▶ _ARTICLE_:

*****

### Part 1: Text Collection and Loading
Tweets Dataset: https://www.kaggle.com/datasets/kazanova/sentiment140

In [1]:
import pandas as pd

# Load CSV file
dataset_path = "Dataset.csv"
df = pd.read_csv(dataset_path)

# Display the first few rows
print(df["Tweet"].head(15))


0     @switchfoot http://twitpic.com/2y1zl - Awww, t...
1     is upset that he can't update his Facebook by ...
2     @Kenichan I dived many times for the ball. Man...
3       my whole body feels itchy and like its on fire 
4     @nationwideclass no, it's not behaving at all....
5                         @Kwesidei not the whole crew 
6                                           Need a hug 
7     @LOLTrish hey  long time no see! Yes.. Rains a...
8                  @Tatiana_K nope they didn't have it 
9                             @twittera que me muera ? 
10          spring break in plain city... it's snowing 
11                           I just re-pierced my ears 
12    @caregiving I couldn't bear to watch it.  And ...
13    @octolinz16 It it counts, idk why I did either...
14    @smarrison i would've been the first, but i di...
Name: Tweet, dtype: object


### Text Preprocessing

In [2]:
import nltk
from nltk.corpus import gutenberg

#### Tokenization
Tokenization is the process of splitting text into individual units called tokens. These tokens can be words, phrases, or sentences. In natural language processing (NLP), it typically involves dividing the text into words and punctuation marks.

In [4]:
from nltk.tokenize import word_tokenize, sent_tokenize

def tokenize(text):
    """
    Tokenizes the input text into sentences and words.

    Args:
    text (str): The text to be tokenized.

    Returns:
    list: A list of words in the text.
    """
    # Sentence tokenization
    sentences = sent_tokenize(text)
    # Word tokenization
    words = word_tokenize(text)

*****

▶ _RECORDED INFORMATION_:

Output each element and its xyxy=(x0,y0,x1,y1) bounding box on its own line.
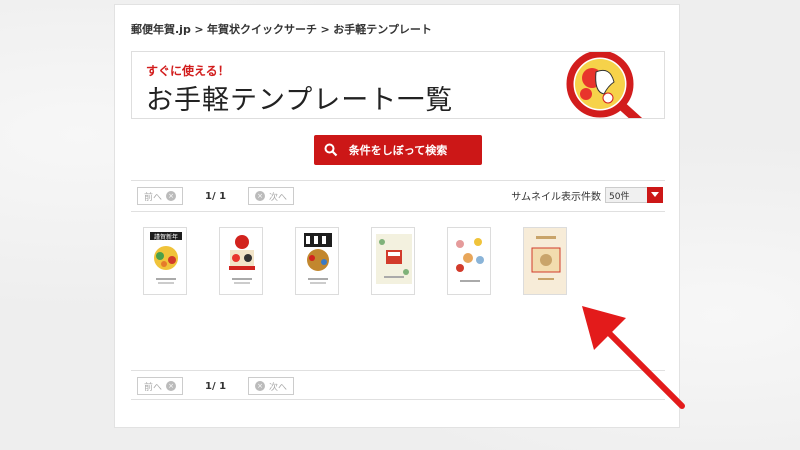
next-page-button[interactable]: × 次へ xyxy=(248,377,295,395)
page-banner: すぐに使える！ お手軽テンプレート一覧 xyxy=(131,51,665,119)
template-thumbnail xyxy=(524,228,566,294)
breadcrumb: 郵便年賀.jp > 年賀状クイックサーチ > お手軽テンプレート xyxy=(131,21,432,37)
breadcrumb-separator: > xyxy=(320,23,330,36)
prev-page-button[interactable]: 前へ × xyxy=(137,187,183,205)
template-card[interactable] xyxy=(295,227,339,295)
template-card[interactable]: 謹賀新年 xyxy=(143,227,187,295)
prev-label: 前へ xyxy=(143,192,162,203)
magnifier-illustration-icon xyxy=(566,52,643,118)
prev-page-button[interactable]: 前へ × xyxy=(137,377,183,395)
next-arrow-icon: × xyxy=(255,381,266,391)
template-thumbnail xyxy=(304,233,332,284)
divider xyxy=(131,180,665,181)
template-thumbnail xyxy=(376,234,412,284)
template-card[interactable] xyxy=(447,227,491,295)
breadcrumb-current: お手軽テンプレート xyxy=(333,23,432,36)
thumbnail-count-control: サムネイル表示件数 50件 xyxy=(511,187,663,203)
thumbnail-count-label: サムネイル表示件数 xyxy=(511,191,601,203)
breadcrumb-section[interactable]: 年賀状クイックサーチ xyxy=(207,23,317,36)
thumbnail-count-value: 50件 xyxy=(609,191,630,202)
thumbnail-count-select[interactable]: 50件 xyxy=(605,187,663,203)
pager-bottom: 前へ × 1/ 1 × 次へ xyxy=(137,377,295,395)
template-card[interactable] xyxy=(219,227,263,295)
filter-search-label: 条件をしぼって検索 xyxy=(348,144,448,157)
next-page-button[interactable]: × 次へ xyxy=(248,187,295,205)
prev-arrow-icon: × xyxy=(166,381,176,391)
prev-arrow-icon: × xyxy=(166,191,176,201)
template-thumbnail: 謹賀新年 xyxy=(150,232,182,284)
template-card[interactable] xyxy=(371,227,415,295)
next-label: 次へ xyxy=(269,192,288,203)
template-thumbnail xyxy=(456,238,484,282)
divider xyxy=(131,211,665,212)
chevron-down-icon xyxy=(647,187,663,203)
breadcrumb-home[interactable]: 郵便年賀.jp xyxy=(131,23,191,36)
annotation-arrow-icon xyxy=(582,306,685,409)
prev-label: 前へ xyxy=(143,382,162,393)
page-title: お手軽テンプレート一覧 xyxy=(146,85,454,116)
template-card[interactable] xyxy=(523,227,567,295)
template-headline: 謹賀新年 xyxy=(154,233,178,241)
page-indicator: 1/ 1 xyxy=(205,380,227,392)
search-icon xyxy=(324,143,338,157)
breadcrumb-separator: > xyxy=(194,23,204,36)
banner-subtitle: すぐに使える！ xyxy=(146,64,230,78)
next-label: 次へ xyxy=(269,382,288,393)
page-indicator: 1/ 1 xyxy=(205,190,227,202)
template-thumbnail xyxy=(229,235,255,284)
pager-top: 前へ × 1/ 1 × 次へ xyxy=(137,187,295,205)
filter-search-button[interactable]: 条件をしぼって検索 xyxy=(314,135,482,165)
next-arrow-icon: × xyxy=(255,191,266,201)
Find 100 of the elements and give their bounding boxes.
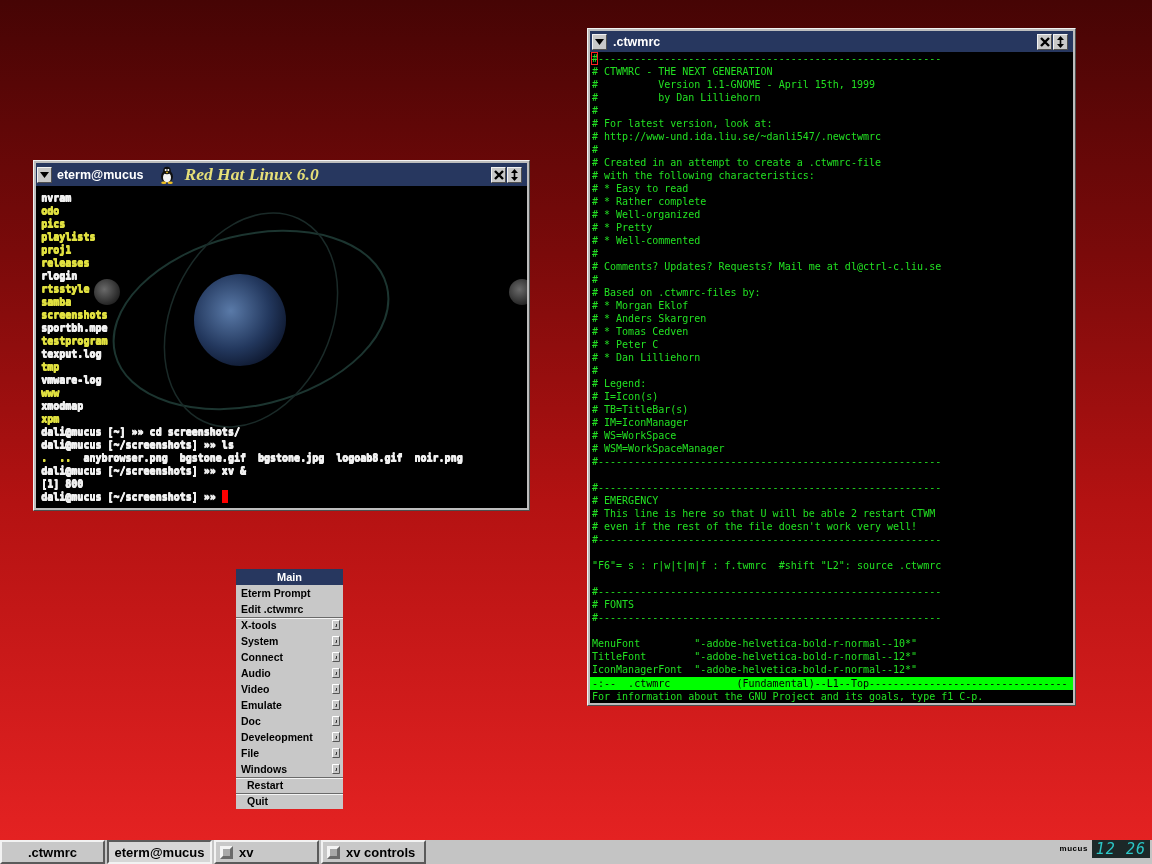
code-line: #---------------------------------------------------------: [592, 455, 942, 468]
terminal-line: rtsstyle: [41, 282, 90, 295]
moon-drawing: [94, 279, 120, 305]
code-line: # EMERGENCY: [592, 494, 659, 507]
submenu-icon: [332, 652, 340, 662]
close-icon: [493, 169, 504, 180]
submenu-icon: [332, 700, 340, 710]
code-line: # * Peter C: [592, 338, 659, 351]
code-line: # TB=TitleBar(s): [592, 403, 689, 416]
clock-display: 12 26: [1091, 840, 1150, 858]
window-menu-button[interactable]: [37, 166, 52, 183]
terminal-line: dali@mucus [~] »» cd screenshots/: [41, 425, 240, 438]
code-line: # IM=IconManager: [592, 416, 689, 429]
file-name: bgstone.gif: [179, 451, 246, 464]
code-line: # CTWMRC - THE NEXT GENERATION: [592, 65, 773, 78]
code-line: # I=Icon(s): [592, 390, 659, 403]
terminal-line: screenshots: [41, 308, 108, 321]
code-line: #: [592, 104, 599, 117]
code-line: # * Pretty: [592, 221, 653, 234]
code-line: # * Rather complete: [592, 195, 707, 208]
caret-down-icon: [595, 38, 604, 45]
submenu-icon: [332, 732, 340, 742]
menu-item[interactable]: X-tools: [236, 617, 343, 633]
file-name: noir.png: [414, 451, 463, 464]
code-line: # Created in an attempt to create a .ctwmrc-file: [592, 156, 881, 169]
code-line: # This line is here so that U will be able 2 restart CTWM: [592, 507, 936, 520]
code-line: #: [592, 273, 599, 286]
terminal-line: vmware-log: [41, 373, 102, 386]
resize-icon: [511, 168, 518, 181]
terminal-line: playlists: [41, 230, 96, 243]
code-line: # * Dan Lilliehorn: [592, 351, 701, 364]
terminal-line: [1] 800: [41, 477, 84, 490]
terminal-line: dali@mucus [~/screenshots] »» xv &: [41, 464, 246, 477]
terminal-line: proj1: [41, 243, 72, 256]
code-line: #---------------------------------------------------------: [592, 585, 942, 598]
terminal-line: texput.log: [41, 347, 102, 360]
code-line: MenuFont "-adobe-helvetica-bold-r-normal--10*": [592, 637, 918, 650]
code-line: # * Morgan Eklof: [592, 299, 689, 312]
file-name: .: [41, 451, 48, 464]
terminal-line: xmodmap: [41, 399, 84, 412]
terminal-line: testprogram: [41, 334, 108, 347]
terminal-line: tmp: [41, 360, 60, 373]
code-line: # * Easy to read: [592, 182, 689, 195]
terminal-line: dali@mucus [~/screenshots] »»: [41, 490, 216, 503]
submenu-icon: [332, 716, 340, 726]
window-menu-button[interactable]: [592, 33, 607, 50]
echo-area-text: For information about the GNU Project and its goals, type f1 C-p.: [591, 690, 985, 703]
code-line: # WSM=WorkSpaceManager: [592, 442, 725, 455]
code-line: #: [592, 247, 599, 260]
code-line: # For latest version, look at:: [592, 117, 773, 130]
taskbar-button[interactable]: .ctwmrc: [0, 840, 105, 864]
terminal-line: releases: [41, 256, 90, 269]
host-label: mucus: [1059, 844, 1088, 853]
close-button[interactable]: [1037, 33, 1052, 50]
caret-down-icon: [40, 171, 49, 178]
code-line: # with the following characteristics:: [592, 169, 815, 182]
code-line: # Based on .ctwmrc-files by:: [592, 286, 761, 299]
file-name: bgstone.jpg: [257, 451, 324, 464]
resize-button[interactable]: [507, 166, 522, 183]
code-line: # * Well-organized: [592, 208, 701, 221]
code-line: # Version 1.1-GNOME - April 15th, 1999: [592, 78, 875, 91]
resize-icon: [1057, 35, 1064, 48]
submenu-icon: [332, 684, 340, 694]
taskbar-button[interactable]: xv: [214, 840, 319, 864]
submenu-icon: [332, 748, 340, 758]
close-icon: [1039, 36, 1050, 47]
code-line: # Legend:: [592, 377, 647, 390]
terminal-line: pics: [41, 217, 66, 230]
code-line: IconManagerFont "-adobe-helvetica-bold-r-normal--12*": [592, 663, 918, 676]
code-line: # even if the rest of the file doesn't work very well!: [592, 520, 918, 533]
file-name: logoab8.gif: [336, 451, 403, 464]
taskbar-button[interactable]: xv controls: [321, 840, 426, 864]
code-line: # WS=WorkSpace: [592, 429, 677, 442]
code-line: # Comments? Updates? Requests? Mail me at dl@ctrl-c.liu.se: [592, 260, 942, 273]
close-button[interactable]: [491, 166, 506, 183]
code-line: TitleFont "-adobe-helvetica-bold-r-normal--12*": [592, 650, 918, 663]
code-line: # * Well-commented: [592, 234, 701, 247]
resize-button[interactable]: [1053, 33, 1068, 50]
terminal-line: xpm: [41, 412, 60, 425]
menu-item[interactable]: Quit: [236, 793, 343, 809]
terminal-line: rlogin: [41, 269, 78, 282]
window-title: eterm@mucus: [57, 167, 144, 182]
terminal-line: nvram: [41, 191, 72, 204]
code-line: #---------------------------------------------------------: [592, 481, 942, 494]
menu-title: Main: [236, 569, 343, 585]
code-line: # * Tomas Cedven: [592, 325, 689, 338]
penguin-icon: [158, 165, 175, 184]
terminal-line: www: [41, 386, 60, 399]
code-line: # FONTS: [592, 598, 635, 611]
code-line: #: [592, 143, 599, 156]
taskbar-button[interactable]: eterm@mucus: [107, 840, 212, 864]
submenu-icon: [332, 636, 340, 646]
code-line: # * Anders Skargren: [592, 312, 707, 325]
submenu-icon: [332, 620, 340, 630]
terminal-line: samba: [41, 295, 72, 308]
file-name: ..: [59, 451, 72, 464]
terminal-line: odo: [41, 204, 60, 217]
code-line: "F6"= s : r|w|t|m|f : f.twmrc #shift "L2": source .ctwmrc: [592, 559, 942, 572]
window-title: .ctwmrc: [613, 34, 661, 49]
code-line: # by Dan Lilliehorn: [592, 91, 761, 104]
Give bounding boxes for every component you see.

*****

▶ _THE REQUEST_: Please copy the tweet-preprocessing notebook word for word, from start to finish.

▶ _SOLUTION TO THIS EXERCISE_:
### Part 1: Text Collection and Loading
Tweets Dataset: https://www.kaggle.com/datasets/kazanova/sentiment140

In [1]:
import pandas as pd

# Load CSV file
dataset_path = "Dataset.csv"
df = pd.read_csv(dataset_path)

# Display the first few rows
print(df["Tweet"].head(15))


0     @switchfoot http://twitpic.com/2y1zl - Awww, t...
1     is upset that he can't update his Facebook by ...
2     @Kenichan I dived many times for the ball. Man...
3       my whole body feels itchy and like its on fire 
4     @nationwideclass no, it's not behaving at all....
5                         @Kwesidei not the whole crew 
6                                           Need a hug 
7     @LOLTrish hey  long time no see! Yes.. Rains a...
8                  @Tatiana_K nope they didn't have it 
9                             @twittera que me muera ? 
10          spring break in plain city... it's snowing 
11                           I just re-pierced my ears 
12    @caregiving I couldn't bear to watch it.  And ...
13    @octolinz16 It it counts, idk why I did either...
14    @smarrison i would've been the first, but i di...
Name: Tweet, dtype: object


### Text Preprocessing

In [2]:
import nltk
from nltk.corpus import gutenberg

#### Tokenization
Tokenization is the process of splitting text into individual units called tokens. These tokens can be words, phrases, or sentences. In natural language processing (NLP), it typically involves dividing the text into words and punctuation marks.

In [4]:
from nltk.tokenize import word_tokenize, sent_tokenize

def tokenize(text):
    """
    Tokenizes the input text into sentences and words.

    Args:
    text (str): The text to be tokenized.

    Returns:
    list: A list of words in the text.
    """
    # Sentence tokenization
    sentences = sent_tokenize(text)
    # Word tokenization
    words = word_tokenize(text)